Count the lines below that contain the word "Yield". Give only the number.
--- BEGIN Excerpted records ---
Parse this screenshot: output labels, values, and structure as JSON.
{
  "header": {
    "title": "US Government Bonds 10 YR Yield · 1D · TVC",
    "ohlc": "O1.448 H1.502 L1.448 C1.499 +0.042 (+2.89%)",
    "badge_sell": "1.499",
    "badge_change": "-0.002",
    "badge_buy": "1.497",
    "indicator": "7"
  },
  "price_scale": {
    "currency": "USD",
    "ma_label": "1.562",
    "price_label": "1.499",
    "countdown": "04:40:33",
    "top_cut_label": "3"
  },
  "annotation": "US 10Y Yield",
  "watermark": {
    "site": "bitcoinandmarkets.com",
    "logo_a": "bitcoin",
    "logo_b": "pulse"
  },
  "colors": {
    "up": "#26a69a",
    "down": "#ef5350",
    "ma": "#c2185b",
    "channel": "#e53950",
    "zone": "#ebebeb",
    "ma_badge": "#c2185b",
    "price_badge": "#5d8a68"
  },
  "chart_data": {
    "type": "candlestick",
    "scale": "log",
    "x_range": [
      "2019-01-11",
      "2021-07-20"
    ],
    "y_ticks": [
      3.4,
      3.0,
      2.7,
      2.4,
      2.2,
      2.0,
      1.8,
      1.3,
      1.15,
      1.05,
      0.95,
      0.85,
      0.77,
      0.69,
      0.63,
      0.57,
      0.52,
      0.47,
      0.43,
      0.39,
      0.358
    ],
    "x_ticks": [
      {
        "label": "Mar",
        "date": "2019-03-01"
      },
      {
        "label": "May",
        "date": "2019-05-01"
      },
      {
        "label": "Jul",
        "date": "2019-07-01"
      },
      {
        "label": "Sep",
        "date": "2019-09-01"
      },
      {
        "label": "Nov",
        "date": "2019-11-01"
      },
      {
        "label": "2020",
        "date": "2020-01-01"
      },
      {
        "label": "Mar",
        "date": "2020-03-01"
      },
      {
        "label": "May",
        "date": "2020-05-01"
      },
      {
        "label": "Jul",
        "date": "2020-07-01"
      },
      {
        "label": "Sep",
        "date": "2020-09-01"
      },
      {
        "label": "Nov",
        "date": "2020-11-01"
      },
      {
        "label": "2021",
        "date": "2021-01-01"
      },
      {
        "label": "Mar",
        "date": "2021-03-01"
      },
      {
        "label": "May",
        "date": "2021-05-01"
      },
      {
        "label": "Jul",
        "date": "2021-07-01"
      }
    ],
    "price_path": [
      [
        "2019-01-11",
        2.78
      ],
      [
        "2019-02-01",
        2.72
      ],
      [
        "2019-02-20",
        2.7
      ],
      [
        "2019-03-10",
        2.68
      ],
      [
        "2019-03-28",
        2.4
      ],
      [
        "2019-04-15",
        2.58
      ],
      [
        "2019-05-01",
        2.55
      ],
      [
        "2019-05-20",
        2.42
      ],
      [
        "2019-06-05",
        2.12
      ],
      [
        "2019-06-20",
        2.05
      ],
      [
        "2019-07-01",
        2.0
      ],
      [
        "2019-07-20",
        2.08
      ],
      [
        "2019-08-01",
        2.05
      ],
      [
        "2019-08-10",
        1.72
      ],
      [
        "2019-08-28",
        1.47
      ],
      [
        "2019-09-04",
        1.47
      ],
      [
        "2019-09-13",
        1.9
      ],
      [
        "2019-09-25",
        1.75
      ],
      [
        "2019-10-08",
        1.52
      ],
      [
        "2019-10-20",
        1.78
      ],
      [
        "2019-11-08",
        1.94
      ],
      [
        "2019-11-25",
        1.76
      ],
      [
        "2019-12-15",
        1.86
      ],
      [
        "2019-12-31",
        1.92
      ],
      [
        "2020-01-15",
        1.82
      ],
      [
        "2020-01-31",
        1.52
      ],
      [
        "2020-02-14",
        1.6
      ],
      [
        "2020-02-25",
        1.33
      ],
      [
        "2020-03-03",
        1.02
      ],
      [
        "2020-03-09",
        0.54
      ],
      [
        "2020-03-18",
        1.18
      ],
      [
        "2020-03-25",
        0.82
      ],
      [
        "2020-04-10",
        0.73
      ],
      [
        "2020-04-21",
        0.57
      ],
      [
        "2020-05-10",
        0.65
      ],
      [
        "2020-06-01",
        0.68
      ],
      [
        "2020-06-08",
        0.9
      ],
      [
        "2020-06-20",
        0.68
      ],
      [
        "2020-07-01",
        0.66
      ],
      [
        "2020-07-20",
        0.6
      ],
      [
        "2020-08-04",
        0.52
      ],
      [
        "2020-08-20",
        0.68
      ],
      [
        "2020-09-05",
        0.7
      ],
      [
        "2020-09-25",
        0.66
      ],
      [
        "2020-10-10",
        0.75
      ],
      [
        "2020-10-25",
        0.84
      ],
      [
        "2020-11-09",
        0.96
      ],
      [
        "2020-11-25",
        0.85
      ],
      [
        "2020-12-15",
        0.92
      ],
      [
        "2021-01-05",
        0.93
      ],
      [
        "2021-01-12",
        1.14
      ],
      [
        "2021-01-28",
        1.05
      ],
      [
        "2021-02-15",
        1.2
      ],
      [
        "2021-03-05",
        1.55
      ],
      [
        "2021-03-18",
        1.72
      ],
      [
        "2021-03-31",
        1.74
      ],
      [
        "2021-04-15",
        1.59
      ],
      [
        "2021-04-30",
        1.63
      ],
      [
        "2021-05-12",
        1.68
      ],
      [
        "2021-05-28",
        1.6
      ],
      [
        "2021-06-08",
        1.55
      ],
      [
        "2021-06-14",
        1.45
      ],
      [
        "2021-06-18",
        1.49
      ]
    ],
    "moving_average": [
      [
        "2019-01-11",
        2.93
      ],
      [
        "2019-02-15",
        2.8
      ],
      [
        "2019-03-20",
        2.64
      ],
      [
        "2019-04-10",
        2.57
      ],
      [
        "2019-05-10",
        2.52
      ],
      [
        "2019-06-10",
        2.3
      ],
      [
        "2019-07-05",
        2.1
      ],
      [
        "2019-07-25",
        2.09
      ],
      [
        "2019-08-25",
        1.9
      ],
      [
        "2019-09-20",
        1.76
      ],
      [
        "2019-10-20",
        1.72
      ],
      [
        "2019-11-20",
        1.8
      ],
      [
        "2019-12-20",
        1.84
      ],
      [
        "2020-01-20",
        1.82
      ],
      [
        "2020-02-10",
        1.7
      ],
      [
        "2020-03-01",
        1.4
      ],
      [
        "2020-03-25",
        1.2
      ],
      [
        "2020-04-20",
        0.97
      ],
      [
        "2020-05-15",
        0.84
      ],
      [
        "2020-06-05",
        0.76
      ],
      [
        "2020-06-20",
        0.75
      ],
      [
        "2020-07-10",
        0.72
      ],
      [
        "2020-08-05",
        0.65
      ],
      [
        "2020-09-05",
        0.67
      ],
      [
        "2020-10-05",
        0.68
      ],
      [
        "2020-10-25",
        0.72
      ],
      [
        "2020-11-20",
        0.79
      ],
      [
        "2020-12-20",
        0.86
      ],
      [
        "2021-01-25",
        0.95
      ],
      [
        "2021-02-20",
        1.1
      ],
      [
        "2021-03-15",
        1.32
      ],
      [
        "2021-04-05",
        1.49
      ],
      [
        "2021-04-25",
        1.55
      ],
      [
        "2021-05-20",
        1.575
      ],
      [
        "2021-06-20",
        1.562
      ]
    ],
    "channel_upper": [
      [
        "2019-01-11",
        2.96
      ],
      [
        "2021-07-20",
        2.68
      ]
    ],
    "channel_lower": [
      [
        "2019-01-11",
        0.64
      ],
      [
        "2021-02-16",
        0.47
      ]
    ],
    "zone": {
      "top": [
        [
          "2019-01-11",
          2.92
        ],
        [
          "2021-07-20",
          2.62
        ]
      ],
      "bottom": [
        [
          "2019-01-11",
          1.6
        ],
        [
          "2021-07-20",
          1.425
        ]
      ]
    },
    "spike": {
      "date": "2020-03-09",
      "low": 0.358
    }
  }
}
--- END Excerpted records ---
*Task result*
2